**Aim**
All of the records below must be output exactly, with no pictures carried over.

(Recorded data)
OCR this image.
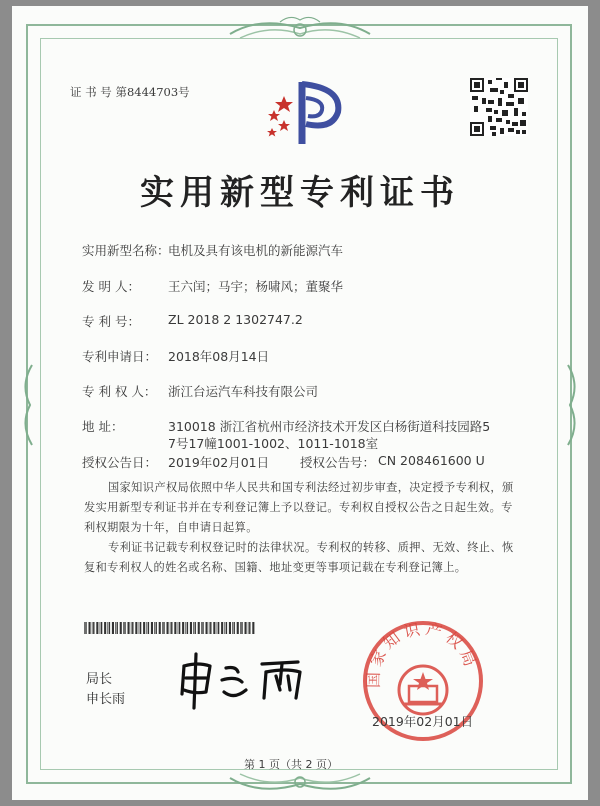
证 书 号 第8444703号
实用新型专利证书
实用新型名称：
电机及具有该电机的新能源汽车
发 明 人： 王六闰；马宇；杨啸风；董聚华
专 利 号： ZL 2018 2 1302747.2
专利申请日： 2018年08月14日
专 利 权 人： 浙江台运汽车科技有限公司
地 址：	310018 浙江省杭州市经济技术开发区白杨街道科技园路5
7号17幢1001-1002、1011-1018室
授权公告日： 2019年02月01日 授权公告号： CN 208461600 U
国家知识产权局依照中华人民共和国专利法经过初步审查，决定授予专利权，颁发实用新型专利证书并在专利登记簿上予以登记。专利权自授权公告之日起生效。专利权期限为十年，自申请日起算。
专利证书记载专利权登记时的法律状况。专利权的转移、质押、无效、终止、恢复和专利权人的姓名或名称、国籍、地址变更等事项记载在专利登记簿上。
局长
申长雨
国家知识产权局
2019年02月01日
第 1 页（共 2 页）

**Task answer**
OCR this image.
证 书 号 第8444703号
实用新型专利证书
实用新型名称：
电机及具有该电机的新能源汽车
发 明 人： 王六闰；马宇；杨啸风；董聚华
专 利 号： ZL 2018 2 1302747.2
专利申请日： 2018年08月14日
专 利 权 人： 浙江台运汽车科技有限公司
地 址：	310018 浙江省杭州市经济技术开发区白杨街道科技园路5
7号17幢1001-1002、1011-1018室
授权公告日： 2019年02月01日 授权公告号： CN 208461600 U
国家知识产权局依照中华人民共和国专利法经过初步审查，决定授予专利权，颁发实用新型专利证书并在专利登记簿上予以登记。专利权自授权公告之日起生效。专利权期限为十年，自申请日起算。
专利证书记载专利权登记时的法律状况。专利权的转移、质押、无效、终止、恢复和专利权人的姓名或名称、国籍、地址变更等事项记载在专利登记簿上。
局长
申长雨
国家知识产权局
2019年02月01日
第 1 页（共 2 页）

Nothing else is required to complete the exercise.